◆ Exercise details:
Extract the text of every entry below exactly; leave images out.

◆ Data lines:

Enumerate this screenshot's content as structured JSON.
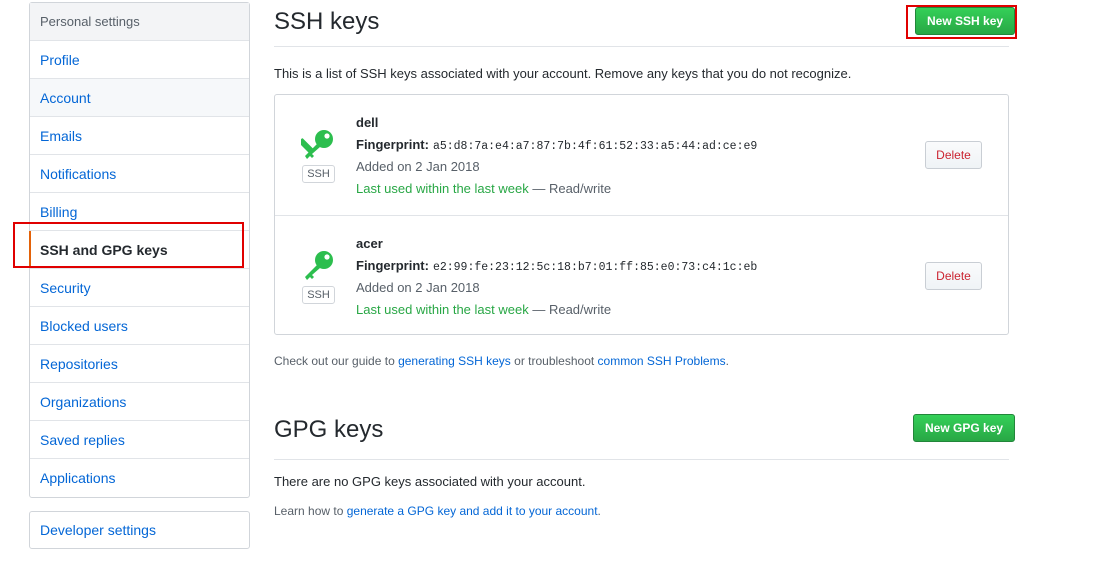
{
  "sidebar": {
    "header": "Personal settings",
    "items": [
      {
        "label": "Profile"
      },
      {
        "label": "Account"
      },
      {
        "label": "Emails"
      },
      {
        "label": "Notifications"
      },
      {
        "label": "Billing"
      },
      {
        "label": "SSH and GPG keys"
      },
      {
        "label": "Security"
      },
      {
        "label": "Blocked users"
      },
      {
        "label": "Repositories"
      },
      {
        "label": "Organizations"
      },
      {
        "label": "Saved replies"
      },
      {
        "label": "Applications"
      }
    ],
    "selected_index": 5,
    "developer_settings": "Developer settings"
  },
  "ssh": {
    "title": "SSH keys",
    "new_button": "New SSH key",
    "description": "This is a list of SSH keys associated with your account. Remove any keys that you do not recognize.",
    "keys": [
      {
        "name": "dell",
        "fingerprint_label": "Fingerprint:",
        "fingerprint": "a5:d8:7a:e4:a7:87:7b:4f:61:52:33:a5:44:ad:ce:e9",
        "added": "Added on 2 Jan 2018",
        "last_used": "Last used within the last week",
        "access": "— Read/write",
        "badge": "SSH",
        "delete_label": "Delete"
      },
      {
        "name": "acer",
        "fingerprint_label": "Fingerprint:",
        "fingerprint": "e2:99:fe:23:12:5c:18:b7:01:ff:85:e0:73:c4:1c:eb",
        "added": "Added on 2 Jan 2018",
        "last_used": "Last used within the last week",
        "access": "— Read/write",
        "badge": "SSH",
        "delete_label": "Delete"
      }
    ],
    "guide": {
      "prefix": "Check out our guide to ",
      "link1": "generating SSH keys",
      "middle": " or troubleshoot ",
      "link2": "common SSH Problems",
      "suffix": "."
    }
  },
  "gpg": {
    "title": "GPG keys",
    "new_button": "New GPG key",
    "empty": "There are no GPG keys associated with your account.",
    "learn": {
      "prefix": "Learn how to ",
      "link": "generate a GPG key and add it to your account",
      "suffix": "."
    }
  },
  "colors": {
    "link": "#0366d6",
    "green": "#28a745",
    "key_icon": "#2cbe4e",
    "danger": "#cb2431",
    "highlight": "#e00000",
    "selected_bar": "#e36209"
  },
  "icons": {
    "key": "key-icon"
  }
}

◆ Expected answer:
Enumerate this screenshot's content as structured JSON.
{
  "sidebar": {
    "header": "Personal settings",
    "items": [
      {
        "label": "Profile"
      },
      {
        "label": "Account"
      },
      {
        "label": "Emails"
      },
      {
        "label": "Notifications"
      },
      {
        "label": "Billing"
      },
      {
        "label": "SSH and GPG keys"
      },
      {
        "label": "Security"
      },
      {
        "label": "Blocked users"
      },
      {
        "label": "Repositories"
      },
      {
        "label": "Organizations"
      },
      {
        "label": "Saved replies"
      },
      {
        "label": "Applications"
      }
    ],
    "selected_index": 5,
    "developer_settings": "Developer settings"
  },
  "ssh": {
    "title": "SSH keys",
    "new_button": "New SSH key",
    "description": "This is a list of SSH keys associated with your account. Remove any keys that you do not recognize.",
    "keys": [
      {
        "name": "dell",
        "fingerprint_label": "Fingerprint:",
        "fingerprint": "a5:d8:7a:e4:a7:87:7b:4f:61:52:33:a5:44:ad:ce:e9",
        "added": "Added on 2 Jan 2018",
        "last_used": "Last used within the last week",
        "access": "— Read/write",
        "badge": "SSH",
        "delete_label": "Delete"
      },
      {
        "name": "acer",
        "fingerprint_label": "Fingerprint:",
        "fingerprint": "e2:99:fe:23:12:5c:18:b7:01:ff:85:e0:73:c4:1c:eb",
        "added": "Added on 2 Jan 2018",
        "last_used": "Last used within the last week",
        "access": "— Read/write",
        "badge": "SSH",
        "delete_label": "Delete"
      }
    ],
    "guide": {
      "prefix": "Check out our guide to ",
      "link1": "generating SSH keys",
      "middle": " or troubleshoot ",
      "link2": "common SSH Problems",
      "suffix": "."
    }
  },
  "gpg": {
    "title": "GPG keys",
    "new_button": "New GPG key",
    "empty": "There are no GPG keys associated with your account.",
    "learn": {
      "prefix": "Learn how to ",
      "link": "generate a GPG key and add it to your account",
      "suffix": "."
    }
  },
  "colors": {
    "link": "#0366d6",
    "green": "#28a745",
    "key_icon": "#2cbe4e",
    "danger": "#cb2431",
    "highlight": "#e00000",
    "selected_bar": "#e36209"
  },
  "icons": {
    "key": "key-icon"
  }
}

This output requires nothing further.